_Exercise brief_
Reproduce the data lines verbatim, starting with the line that contains "keyboard-shadow <box>100 1131 360 1200</box>" and continuing through the line that contains "user-avatar[interactable] <box>558 637", with both of those lines included.

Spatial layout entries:
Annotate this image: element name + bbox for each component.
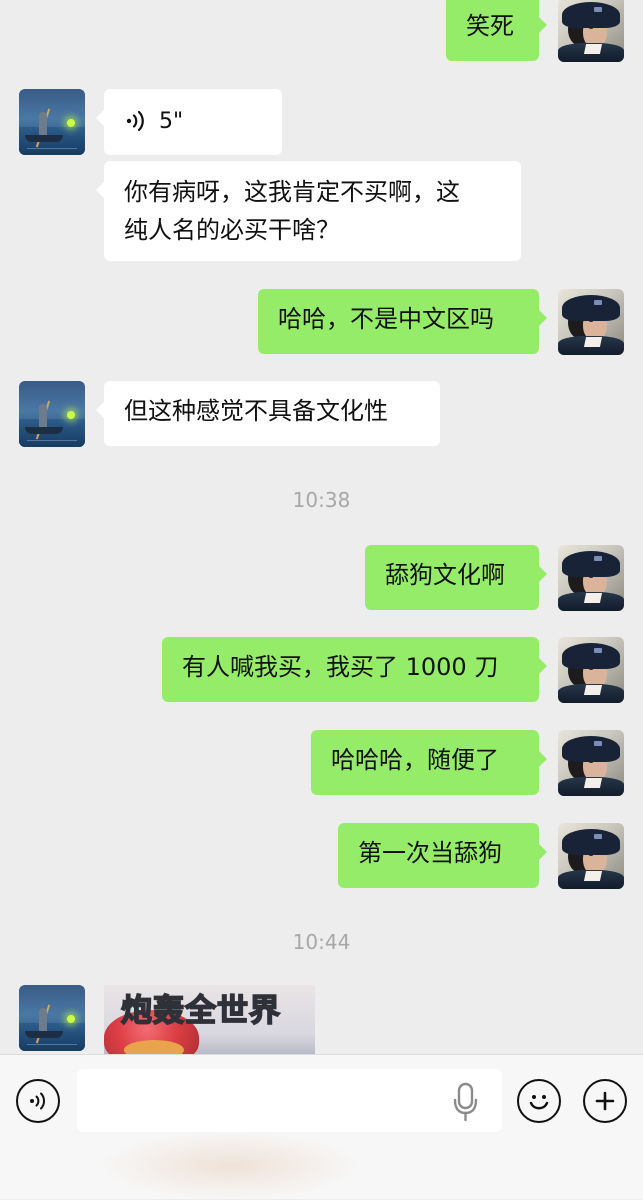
keyboard-shadow <box>100 1131 360 1200</box>
emoji-button[interactable] <box>517 1079 561 1123</box>
voice-message-bubble[interactable]: 5" <box>96 89 282 155</box>
outgoing-message-bubble[interactable]: 笑死 <box>446 0 547 61</box>
contact-avatar[interactable] <box>19 985 85 1051</box>
voice-wave-icon <box>126 110 144 132</box>
incoming-message-bubble[interactable]: 你有病呀，这我肯定不买啊，这 纯人名的必买干啥？ <box>96 161 521 261</box>
incoming-message-bubble[interactable]: 但这种感觉不具备文化性 <box>96 381 440 446</box>
emoji-icon <box>529 1095 549 1110</box>
message-timestamp: 10:38 <box>292 488 351 512</box>
outgoing-message-bubble[interactable]: 第一次当舔狗 <box>338 823 547 888</box>
sticker-illustration-detail <box>124 1040 184 1054</box>
user-avatar[interactable] <box>558 289 624 355</box>
sticker-caption: 炮轰全世界 <box>120 992 281 1030</box>
user-avatar[interactable] <box>558 637 624 703</box>
outgoing-message-bubble[interactable]: 有人喊我买，我买了 1000 刀 <box>162 637 547 702</box>
user-avatar[interactable] <box>558 0 624 62</box>
outgoing-message-bubble[interactable]: 哈哈，不是中文区吗 <box>258 289 547 354</box>
voice-input-icon <box>30 1092 45 1110</box>
contact-avatar[interactable] <box>19 381 85 447</box>
voice-duration: 5" <box>159 109 184 134</box>
chat-area: 笑死 5" 你有病呀，这我肯定不买啊，这 纯人名的必买干啥？ 哈哈，不是中文区吗… <box>0 0 643 1054</box>
contact-avatar[interactable] <box>19 89 85 155</box>
user-avatar[interactable] <box>558 823 624 889</box>
outgoing-message-bubble[interactable]: 哈哈哈，随便了 <box>311 730 547 795</box>
user-avatar[interactable] <box>558 545 624 611</box>
message-input[interactable] <box>77 1069 502 1132</box>
message-timestamp: 10:44 <box>292 930 351 954</box>
microphone-icon[interactable] <box>451 1082 480 1122</box>
message-input-bar <box>0 1054 643 1200</box>
add-button[interactable] <box>583 1079 627 1123</box>
user-avatar[interactable] <box>558 730 624 796</box>
add-icon <box>595 1091 615 1111</box>
voice-input-button[interactable] <box>16 1079 60 1123</box>
sticker-message[interactable]: 炮轰全世界 <box>104 985 315 1054</box>
outgoing-message-bubble[interactable]: 舔狗文化啊 <box>365 545 547 610</box>
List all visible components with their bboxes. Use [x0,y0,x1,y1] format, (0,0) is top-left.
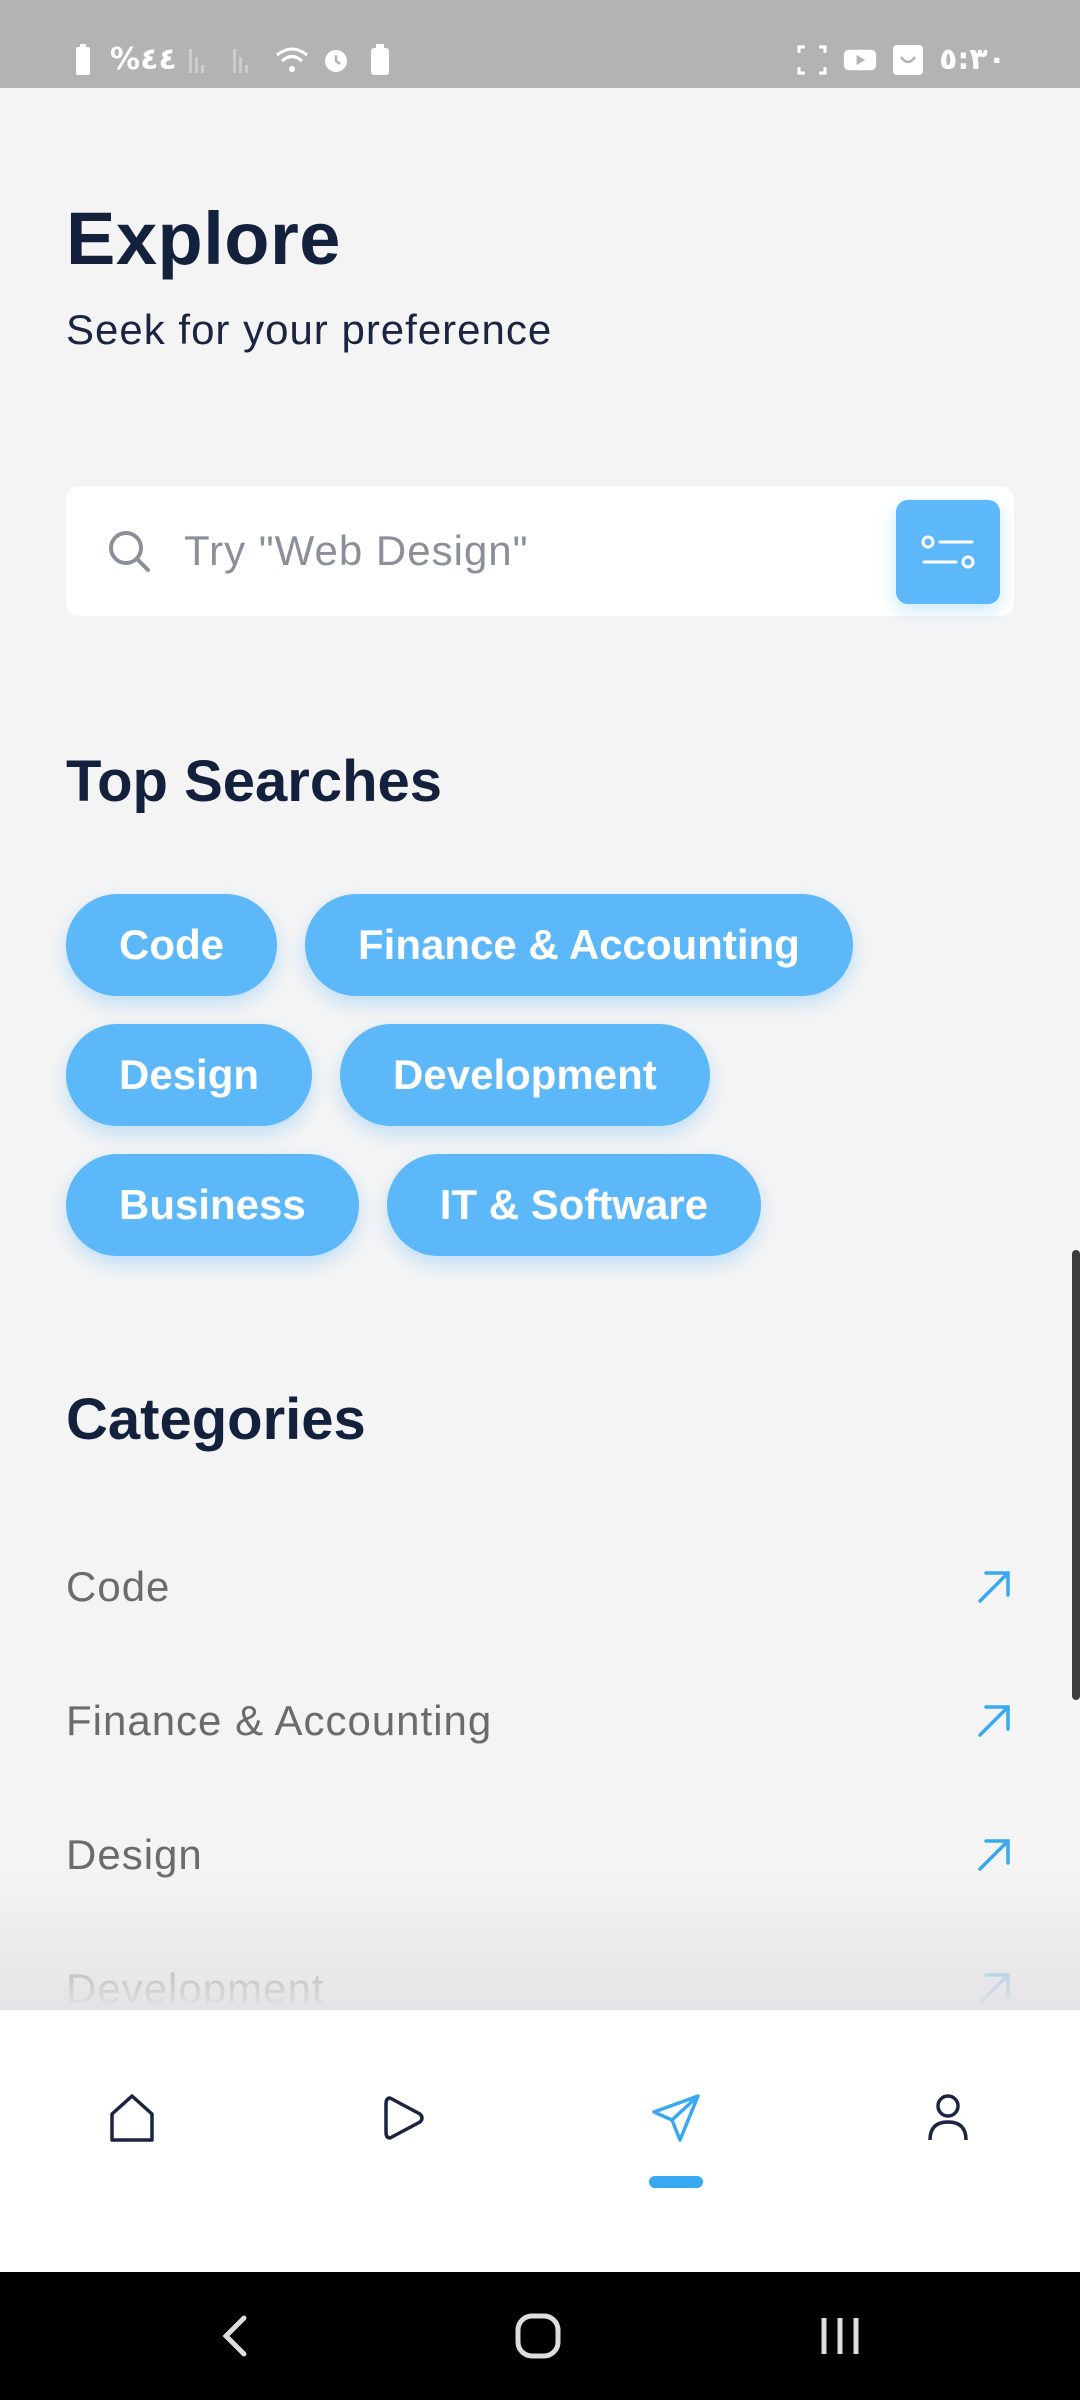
bottom-nav [0,2010,1080,2272]
search-box[interactable] [66,486,1014,616]
youtube-icon [843,43,877,77]
status-left: %٤٤ [66,40,397,80]
category-label: Design [66,1831,203,1878]
home-icon [110,2094,154,2142]
nav-profile[interactable] [898,2090,998,2210]
system-nav-bar [0,2272,1080,2400]
category-item-design[interactable]: Design [66,1788,1014,1922]
battery-icon [66,43,100,77]
category-item-finance-accounting[interactable]: Finance & Accounting [66,1654,1014,1788]
clock: ٥:٣٠ [939,42,1006,77]
profile-icon [928,2094,968,2141]
screenshot-icon [795,43,829,77]
status-right: ٥:٣٠ [795,40,1006,80]
play-icon [384,2096,424,2140]
chip-business[interactable]: Business [66,1154,359,1256]
status-bar: %٤٤ ٥:٣٠ [0,0,1080,88]
top-searches-chips: Code Finance & Accounting Design Develop… [66,894,1026,1284]
category-label: Finance & Accounting [66,1697,493,1744]
filter-button[interactable] [896,500,1000,604]
top-searches-title: Top Searches [66,749,443,814]
arrow-up-right-icon [978,1973,1010,2005]
back-icon [222,2315,247,2357]
send-icon [652,2094,700,2142]
arrow-up-right-icon [978,1839,1010,1871]
nav-home[interactable] [82,2090,182,2210]
chip-it-software[interactable]: IT & Software [386,1154,762,1256]
page-title: Explore [66,197,341,280]
categories-title: Categories [66,1387,366,1452]
home-circle-icon [515,2313,561,2359]
search-icon [106,528,152,574]
chip-design[interactable]: Design [66,1024,313,1126]
battery-percent: %٤٤ [110,42,177,77]
chip-code[interactable]: Code [66,894,277,996]
chip-development[interactable]: Development [340,1024,710,1126]
active-tab-indicator [649,2176,703,2188]
signal-icon [187,43,221,77]
category-label: Development [66,1965,325,2012]
category-list: Code Finance & Accounting Design Develop… [66,1520,1014,2056]
home-button[interactable] [508,2306,568,2366]
wifi-icon [275,43,309,77]
category-item-code[interactable]: Code [66,1520,1014,1654]
arrow-up-right-icon [978,1705,1010,1737]
nav-explore[interactable] [626,2090,726,2210]
arrow-up-right-icon [978,1571,1010,1603]
recents-button[interactable] [810,2306,870,2366]
nav-play[interactable] [354,2090,454,2210]
signal-icon-2 [231,43,265,77]
scrollbar[interactable] [1072,1250,1080,1700]
app-icon [891,43,925,77]
search-input[interactable] [184,516,824,586]
filter-icon [921,535,975,569]
category-label: Code [66,1563,171,1610]
alarm-icon [319,43,353,77]
recents-icon [821,2318,859,2354]
back-button[interactable] [206,2306,266,2366]
chip-finance-accounting[interactable]: Finance & Accounting [305,894,853,996]
page-subtitle: Seek for your preference [66,306,553,353]
battery-saver-icon [363,43,397,77]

_Response to the exercise_
keyboard-shadow <box>100 1131 360 1200</box>
emoji-button[interactable] <box>517 1079 561 1123</box>
voice-message-bubble[interactable]: 5" <box>96 89 282 155</box>
outgoing-message-bubble[interactable]: 笑死 <box>446 0 547 61</box>
contact-avatar[interactable] <box>19 985 85 1051</box>
voice-wave-icon <box>126 110 144 132</box>
incoming-message-bubble[interactable]: 你有病呀，这我肯定不买啊，这 纯人名的必买干啥？ <box>96 161 521 261</box>
incoming-message-bubble[interactable]: 但这种感觉不具备文化性 <box>96 381 440 446</box>
emoji-icon <box>529 1095 549 1110</box>
message-timestamp: 10:38 <box>292 488 351 512</box>
outgoing-message-bubble[interactable]: 第一次当舔狗 <box>338 823 547 888</box>
sticker-illustration-detail <box>124 1040 184 1054</box>
user-avatar[interactable] <box>558 289 624 355</box>
sticker-caption: 炮轰全世界 <box>120 992 281 1030</box>
user-avatar[interactable] <box>558 637 624 703</box>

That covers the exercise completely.